══ Page text ══

Finally, Cadillac has accepted the challenge—and raised its sights even higher. Revealed in concept form last week, the $300,000 Celestiq leapfrogs the Lexus LSMercedes-Benz S-Class, and BMW 7 Series to challenge Rolls-Royce and Bentley. Caddy’s battery-powered flagship will be handbuilt to customer specification at GM’s Tech Center in Warren, Michigan.

Of course, Detroit has tried to step into the ring multiple times since the LS400. In the past twenty years, the Big Three debuted a number of promising luxury concepts that positive reactions from consumers, dealers, and the automotive press. If not ready for immediate production, most looked quite feasible—that is, if C-suite executives had the guts. On second thought, perhaps that’s unfair to the people running the domestic automakers. As attractive as these cars were to enthusiasts, by the time some of them would have come to market, the business case had evaporated.

We’ll never know whether these high-class studies would have succeeded, but we can wonder, can’t we? Here are 12 concept luxury cars introduced by the American automakers that never made it off the display stand. While a couple of them might be better described as supercars, I think it’s safe to say that anything with a projected retail price in the six figures is a luxury item.

2001 Lincoln MK9

The Lincoln MK9 was introduced at the New York Auto Show in 2001, at a time when Lincoln decided to imitate European luxury automakers’ penchant for alphanumeric designations, as opposed to model names. The problem was that Lincoln chose a combination of letters and numbers that evoked some giants in its history: the Continental Mark series, starting with the landmark Mark II in 1956, through the then-recently retired Mark VIII, last sold in 1998. One would think that the MK9 would at least be pronounced “Mark Nine,” thus positioning the two-door as a descendant of the Mark III personal luxury coupe—but no. Lincoln brand managers insisted the ongoing pronunciation of MK branded vehicles would be “Em Kay.”  Were they embarrassed by the big land barges of the 1970s and ’80s?

═══
══ Excerpted records ══

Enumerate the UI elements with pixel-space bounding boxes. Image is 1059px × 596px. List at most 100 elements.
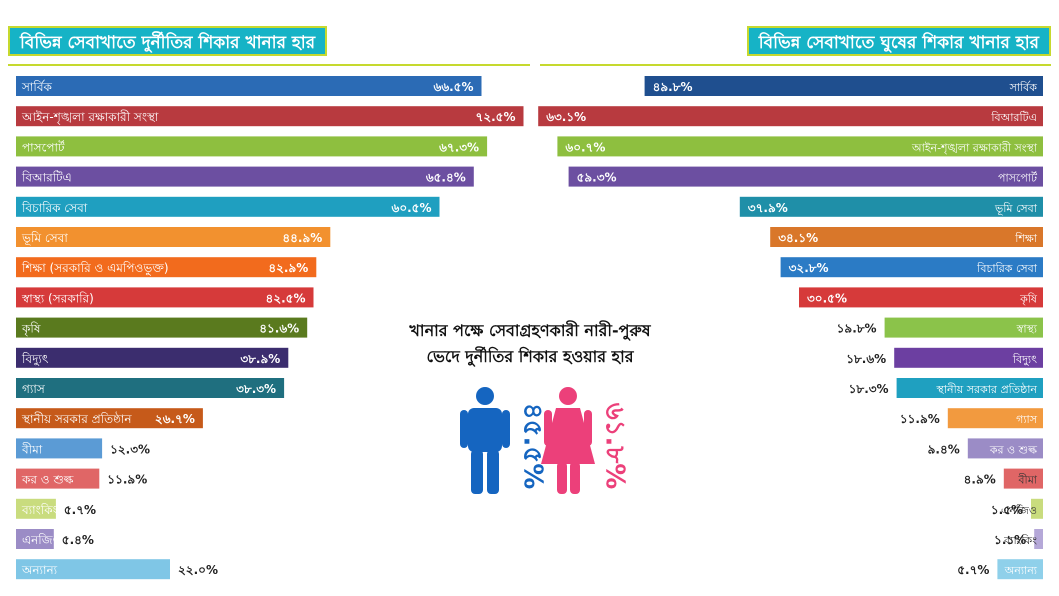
right-title-rule (540, 64, 1051, 66)
male-rate-label: ৪৫.৫% (509, 403, 553, 490)
left-bar-category: বিআরটিএ (21, 171, 72, 185)
left-bar (16, 559, 170, 580)
right-bar (780, 257, 1043, 278)
left-bar (16, 196, 440, 217)
male-figure-icon (460, 387, 510, 494)
right-bar-value-label: ৪.৯% (964, 473, 996, 487)
right-bar-value-label: ১.১% (994, 533, 1026, 547)
right-bar (894, 347, 1043, 368)
right-bar (1003, 468, 1043, 489)
right-bar-value-label: ৬৩.১% (546, 110, 586, 124)
right-bar (568, 166, 1043, 187)
right-bar-category: অন্যান্য (1004, 564, 1038, 577)
left-bar-category: বিচারিক সেবা (21, 201, 88, 215)
left-bar (16, 498, 56, 519)
right-bar (884, 317, 1043, 338)
left-bar (16, 287, 314, 308)
left-bar (16, 378, 285, 398)
female-rate-label: ৬১.৮% (591, 403, 635, 490)
right-bar-value-label: ৩২.৮% (789, 261, 829, 275)
left-bar-value-label: ৩৮.৯% (240, 352, 280, 366)
right-bar-category: এনজিও (1001, 504, 1037, 517)
left-bar-value-label: ১২.৩% (110, 442, 150, 456)
left-bar-value-label: ৬৫.৪% (426, 171, 466, 185)
male-rate-value: ৪৫.৫% (517, 402, 548, 490)
right-bar (896, 378, 1043, 398)
female-rate-value: ৬১.৮% (599, 402, 630, 490)
left-bar-category: পাসপোর্ট (22, 140, 65, 154)
left-bar-category: এনজিও (22, 533, 61, 547)
left-bar (16, 136, 488, 157)
left-bar-value-label: ৪২.৫% (266, 291, 306, 305)
right-bar-category: কর ও শুল্ক (989, 443, 1038, 456)
left-chart-title: বিভিন্ন সেবাখাতে দুর্নীতির শিকার খানার হ… (8, 26, 328, 56)
center-title-line1: খানার পক্ষে সেবাগ্রহণকারী নারী-পুরুষ (409, 321, 651, 340)
left-bar-value-label: ৪৪.৯% (282, 231, 322, 245)
right-bar-category: পাসপোর্ট (998, 172, 1038, 185)
right-bar-value-label: ১.৫% (991, 503, 1023, 517)
right-bar (1034, 529, 1043, 549)
left-bar-category: গ্যাস (22, 382, 46, 396)
left-bar-value-label: ১১.৯% (107, 473, 147, 487)
right-bar-category: বিদ্যুৎ (1012, 353, 1037, 366)
left-bar-category: ব্যাংকিং (21, 503, 58, 517)
right-bar (538, 106, 1043, 127)
right-bar (557, 136, 1043, 157)
left-bar-category: স্থানীয় সরকার প্রতিষ্ঠান (21, 412, 132, 426)
right-bar-category: বিআরটিএ (990, 111, 1037, 124)
right-bar-category: সার্বিক (1009, 81, 1038, 94)
right-bar (1031, 498, 1043, 519)
right-bar (967, 438, 1043, 459)
left-bar-category: স্বাস্থ্য (সরকারি) (21, 291, 94, 305)
left-bar-category: বিদ্যুৎ (21, 352, 48, 367)
left-bar-category: কৃষি (21, 322, 41, 337)
right-bar-category: শিক্ষা (1014, 232, 1038, 245)
left-bar (16, 317, 308, 338)
right-bar (770, 227, 1043, 247)
right-bar-category: স্বাস্থ্য (1016, 323, 1038, 336)
left-bar-value-label: ৬০.৫% (392, 201, 432, 215)
left-bar-value-label: ৩৮.৩% (236, 382, 276, 396)
right-bar-value-label: ৯.৪% (928, 442, 960, 456)
right-bar-value-label: ৩৭.৯% (748, 201, 788, 215)
right-bar-category: গ্যাস (1016, 413, 1038, 426)
right-chart-title: বিভিন্ন সেবাখাতে ঘুষের শিকার খানার হার (746, 26, 1051, 56)
right-bar-category: কৃষি (1019, 292, 1038, 305)
left-title-rule (8, 64, 530, 66)
left-bar-value-label: ৬৬.৫% (434, 80, 474, 94)
left-bar (16, 257, 317, 278)
right-bar-value-label: ৫.৭% (957, 563, 989, 577)
right-bar-value-label: ১৯.৮% (837, 322, 877, 336)
left-bar-category: বীমা (21, 442, 43, 456)
right-bar (997, 559, 1043, 580)
right-bar (947, 408, 1043, 429)
right-bar-value-label: ১৮.৩% (849, 382, 889, 396)
right-bar-value-label: ৬০.৭% (565, 140, 605, 154)
gender-figures (460, 387, 595, 494)
left-bar-category: কর ও শুল্ক (21, 473, 74, 487)
left-bar (16, 408, 203, 429)
left-bar-category: ভূমি সেবা (21, 231, 68, 246)
left-bar-category: সার্বিক (21, 80, 53, 94)
right-bar-category: ব্যাংকিং (1003, 534, 1037, 547)
left-bar-value-label: ৬৭.৩% (439, 140, 479, 154)
left-bar (16, 227, 331, 247)
left-bar (16, 76, 482, 96)
left-bar-value-label: ২৬.৭% (155, 412, 195, 426)
right-bar-value-label: ৩০.৫% (807, 291, 847, 305)
left-bar-value-label: ৪১.৬% (259, 322, 299, 336)
left-bar-category: আইন-শৃঙ্খলা রক্ষাকারী সংস্থা (21, 110, 159, 125)
center-title-line2: ভেদে দুর্নীতির শিকার হওয়ার হার (426, 347, 634, 366)
right-bar-value-label: ১১.৯% (900, 412, 940, 426)
left-bar (16, 166, 474, 187)
right-bar-value-label: ৪৯.৮% (653, 80, 693, 94)
left-bar-category: অন্যান্য (21, 563, 58, 577)
right-bar (644, 76, 1043, 96)
right-bar-value-label: ৩৪.১% (778, 231, 818, 245)
right-bar-category: বিচারিক সেবা (976, 262, 1038, 275)
left-bar-category: শিক্ষা (সরকারি ও এমপিওভুক্ত) (21, 261, 169, 276)
right-bar-category: স্থানীয় সরকার প্রতিষ্ঠান (936, 383, 1038, 396)
left-bar-value-label: ৫.৭% (64, 503, 96, 517)
right-bar-value-label: ১৮.৬% (846, 352, 886, 366)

═══

:: Stated task ::
According to the luxury concept car article, where will the Cadillac Celestiq be handbuilt?

:: Result for this exercise ::
At GM's Tech Center in Warren, Michigan.